## AIM
Copy out each line below that has the word "leucostigma" in it.

## EXTRACTED ENTRIES
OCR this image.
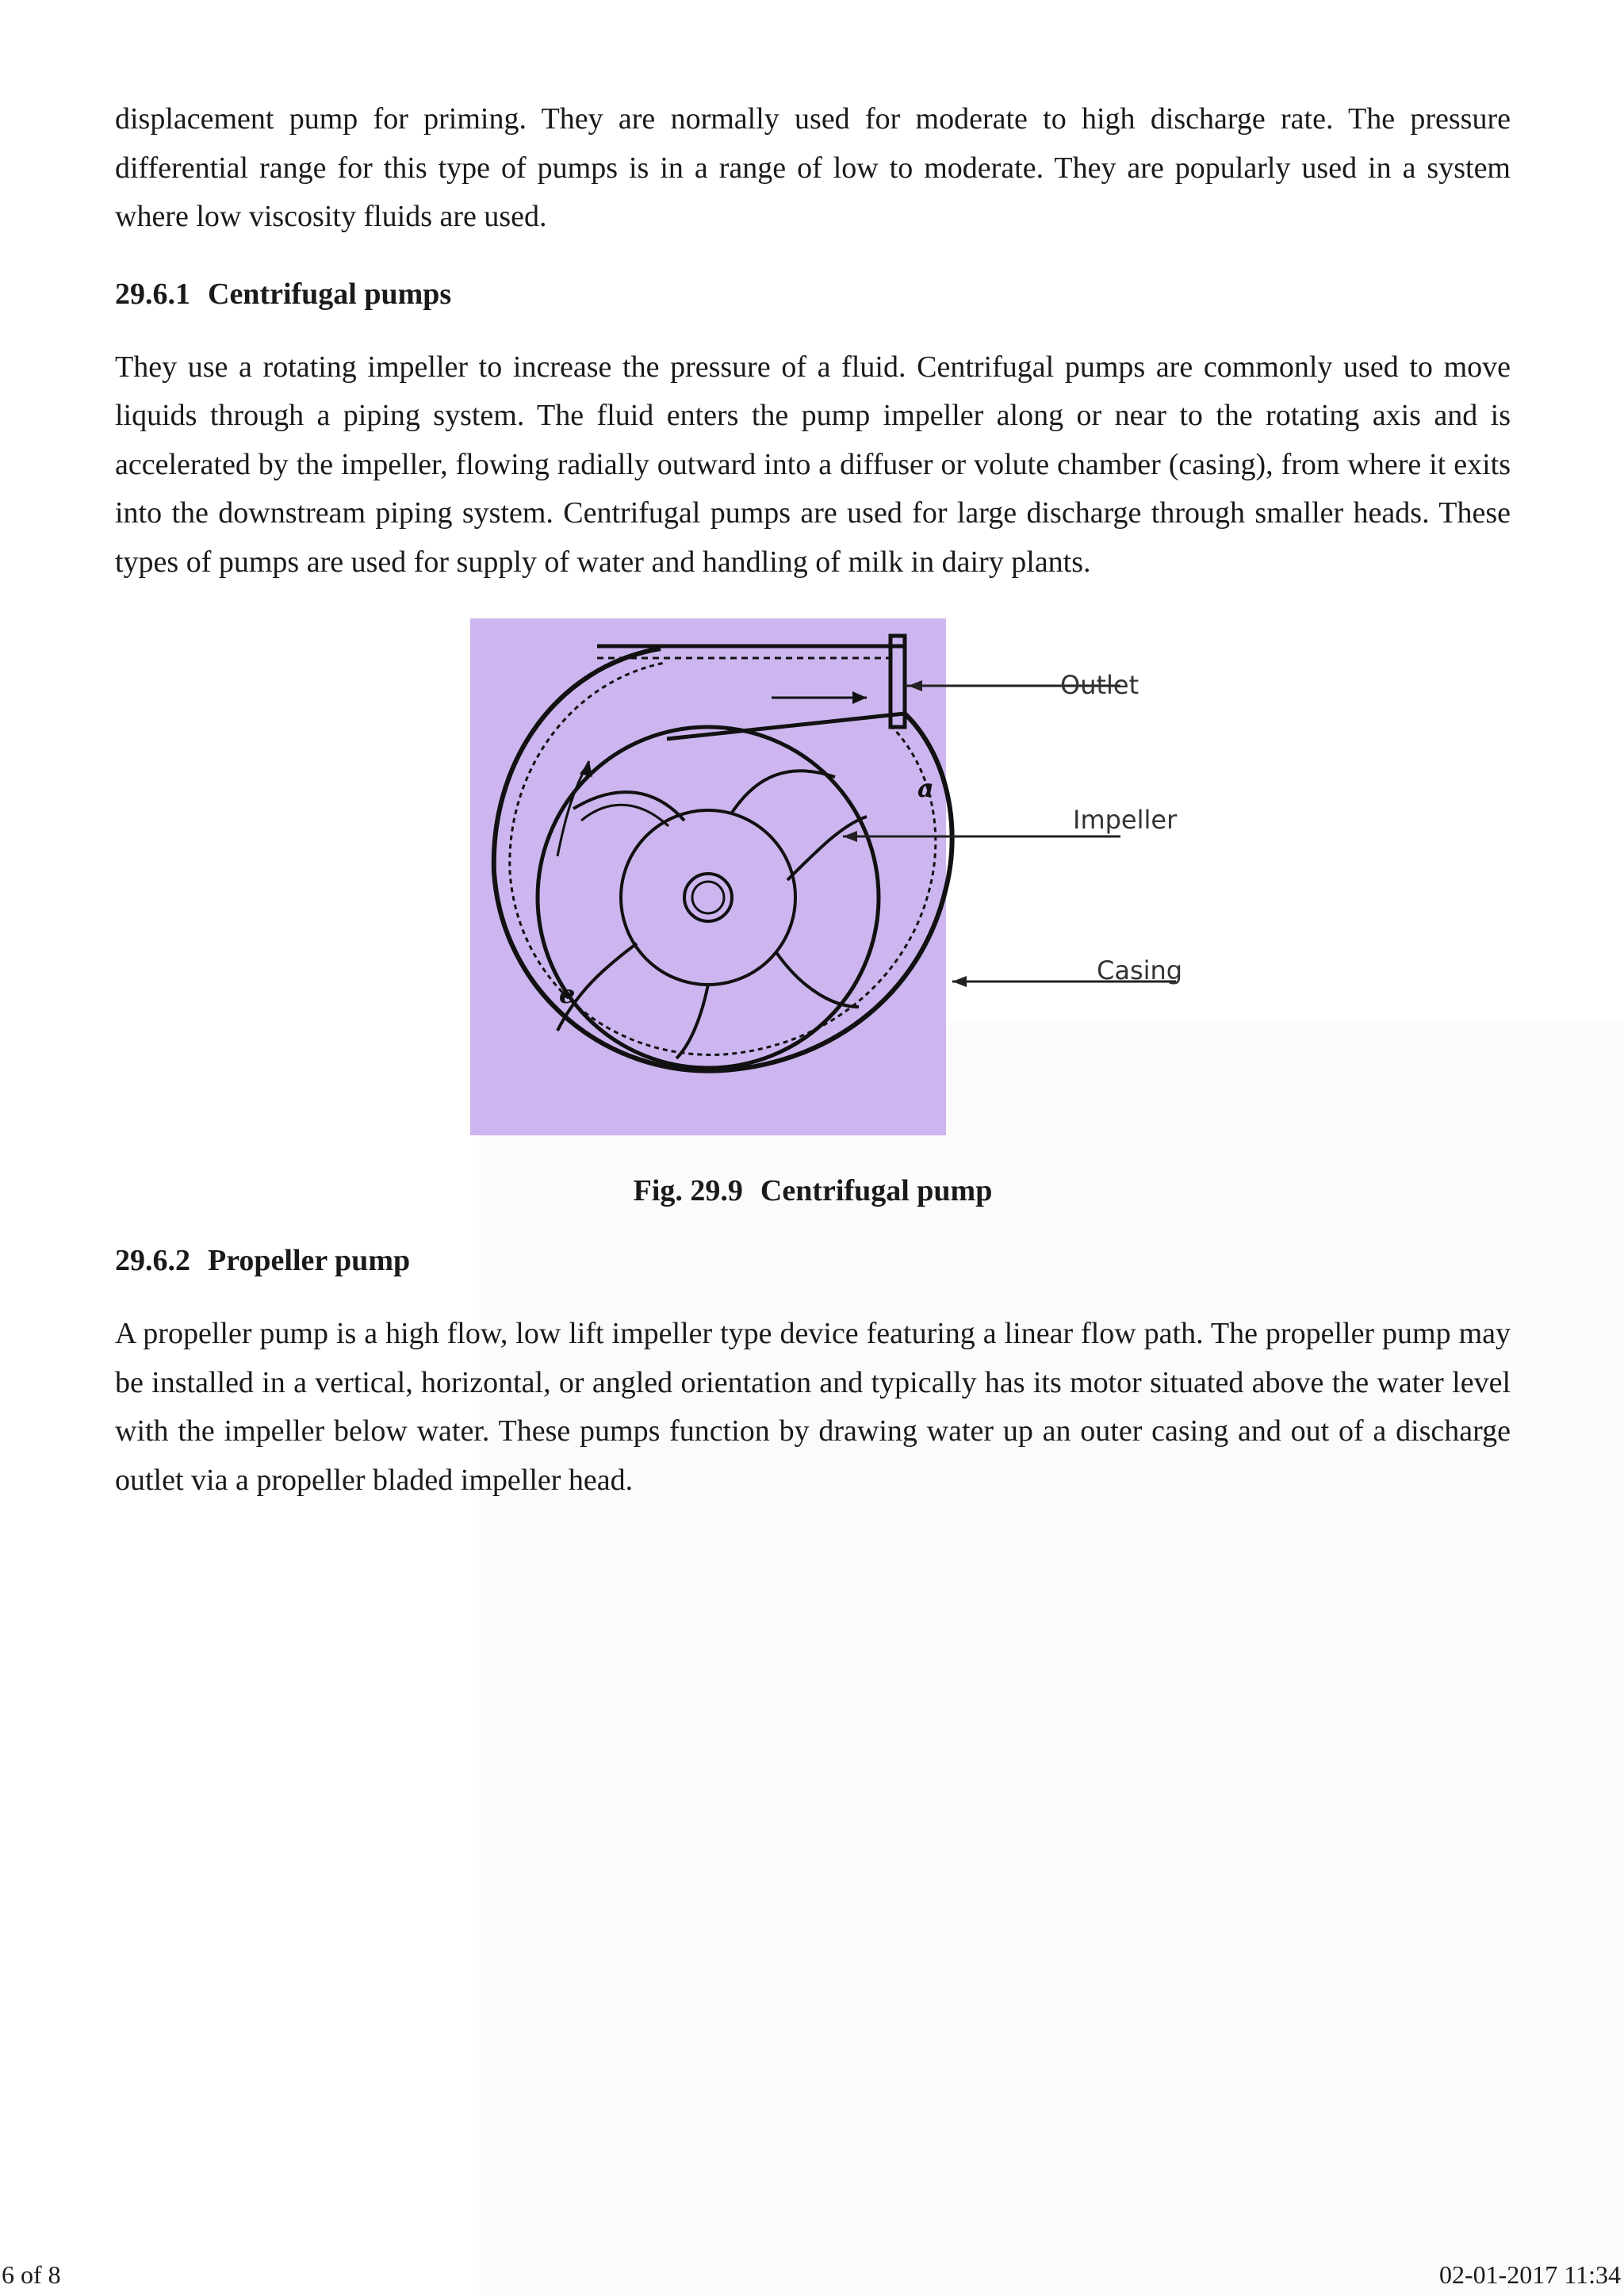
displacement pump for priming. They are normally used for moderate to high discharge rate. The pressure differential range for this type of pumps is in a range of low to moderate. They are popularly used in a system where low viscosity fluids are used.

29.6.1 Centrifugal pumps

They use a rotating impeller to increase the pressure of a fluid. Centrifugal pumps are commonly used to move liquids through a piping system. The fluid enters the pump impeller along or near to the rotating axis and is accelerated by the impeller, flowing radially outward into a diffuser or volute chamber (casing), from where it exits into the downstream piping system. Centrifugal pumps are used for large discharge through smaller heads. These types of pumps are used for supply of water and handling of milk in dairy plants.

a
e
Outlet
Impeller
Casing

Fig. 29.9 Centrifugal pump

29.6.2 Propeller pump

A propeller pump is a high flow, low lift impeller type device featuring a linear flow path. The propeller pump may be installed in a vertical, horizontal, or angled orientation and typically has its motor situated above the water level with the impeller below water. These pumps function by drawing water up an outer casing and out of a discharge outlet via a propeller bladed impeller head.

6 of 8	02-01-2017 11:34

...

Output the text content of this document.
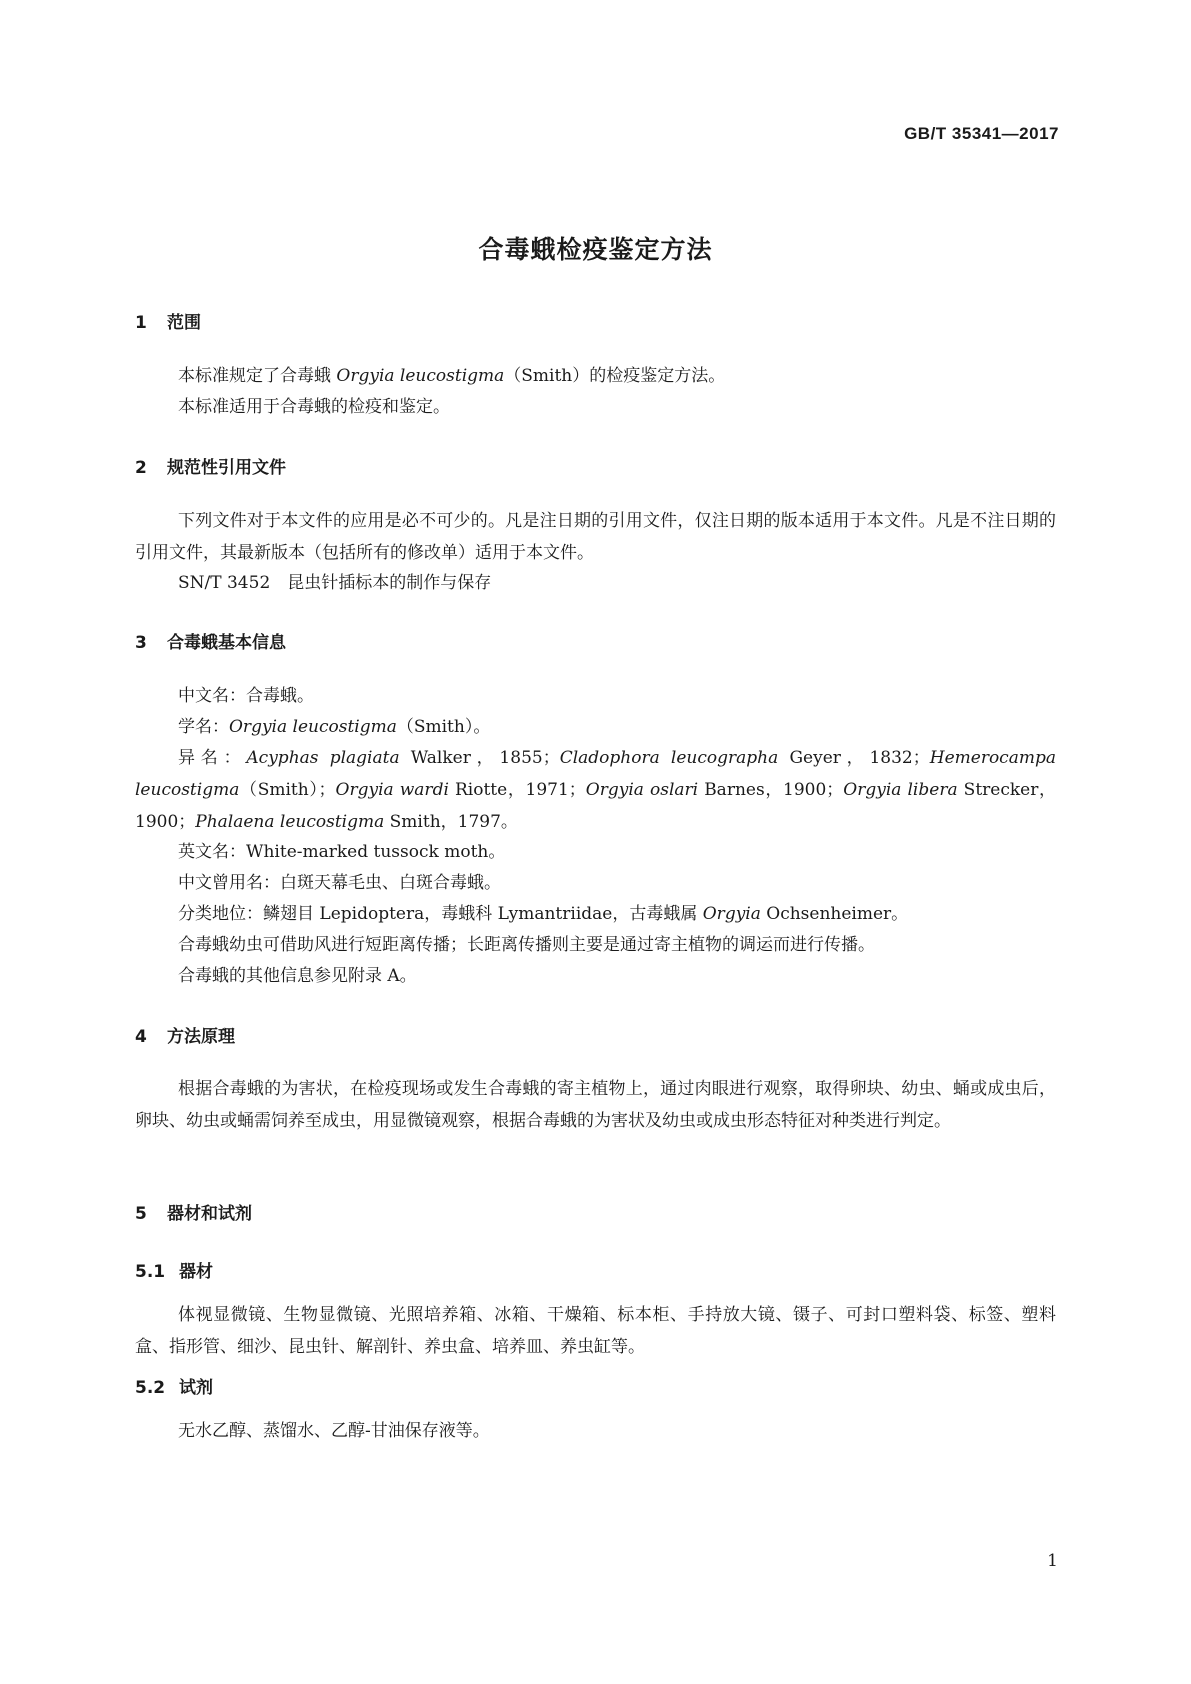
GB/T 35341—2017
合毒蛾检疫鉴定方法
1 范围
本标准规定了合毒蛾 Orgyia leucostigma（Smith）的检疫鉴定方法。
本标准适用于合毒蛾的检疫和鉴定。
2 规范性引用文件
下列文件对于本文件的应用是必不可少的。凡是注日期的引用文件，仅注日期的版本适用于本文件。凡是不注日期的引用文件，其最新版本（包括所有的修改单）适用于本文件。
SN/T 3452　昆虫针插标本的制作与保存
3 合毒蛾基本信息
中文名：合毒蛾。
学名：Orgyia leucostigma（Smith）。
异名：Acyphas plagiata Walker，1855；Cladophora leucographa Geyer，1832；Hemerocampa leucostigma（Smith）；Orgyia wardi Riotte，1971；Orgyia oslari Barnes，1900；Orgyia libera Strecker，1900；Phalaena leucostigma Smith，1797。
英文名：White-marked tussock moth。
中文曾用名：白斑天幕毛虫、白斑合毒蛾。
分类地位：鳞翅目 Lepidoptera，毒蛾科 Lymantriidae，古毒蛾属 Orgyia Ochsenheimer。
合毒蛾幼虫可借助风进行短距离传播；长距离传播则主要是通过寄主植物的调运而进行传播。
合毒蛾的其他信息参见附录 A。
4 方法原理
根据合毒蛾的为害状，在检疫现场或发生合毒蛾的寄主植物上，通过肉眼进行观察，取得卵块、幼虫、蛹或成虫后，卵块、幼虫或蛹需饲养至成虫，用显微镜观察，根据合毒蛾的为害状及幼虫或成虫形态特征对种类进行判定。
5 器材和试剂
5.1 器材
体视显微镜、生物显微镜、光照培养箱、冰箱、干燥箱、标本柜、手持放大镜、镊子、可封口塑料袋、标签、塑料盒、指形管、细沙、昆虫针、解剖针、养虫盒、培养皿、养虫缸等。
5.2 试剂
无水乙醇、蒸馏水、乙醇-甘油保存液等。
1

## WRITTEN ANSWER
本标准规定了合毒蛾 Orgyia leucostigma（Smith）的检疫鉴定方法。
学名：Orgyia leucostigma（Smith）。
异名：Acyphas plagiata Walker，1855；Cladophora leucographa Geyer，1832；Hemerocampa leucostigma（Smith）；Orgyia wardi Riotte，1971；Orgyia oslari Barnes，1900；Orgyia libera Strecker，1900；Phalaena leucostigma Smith，1797。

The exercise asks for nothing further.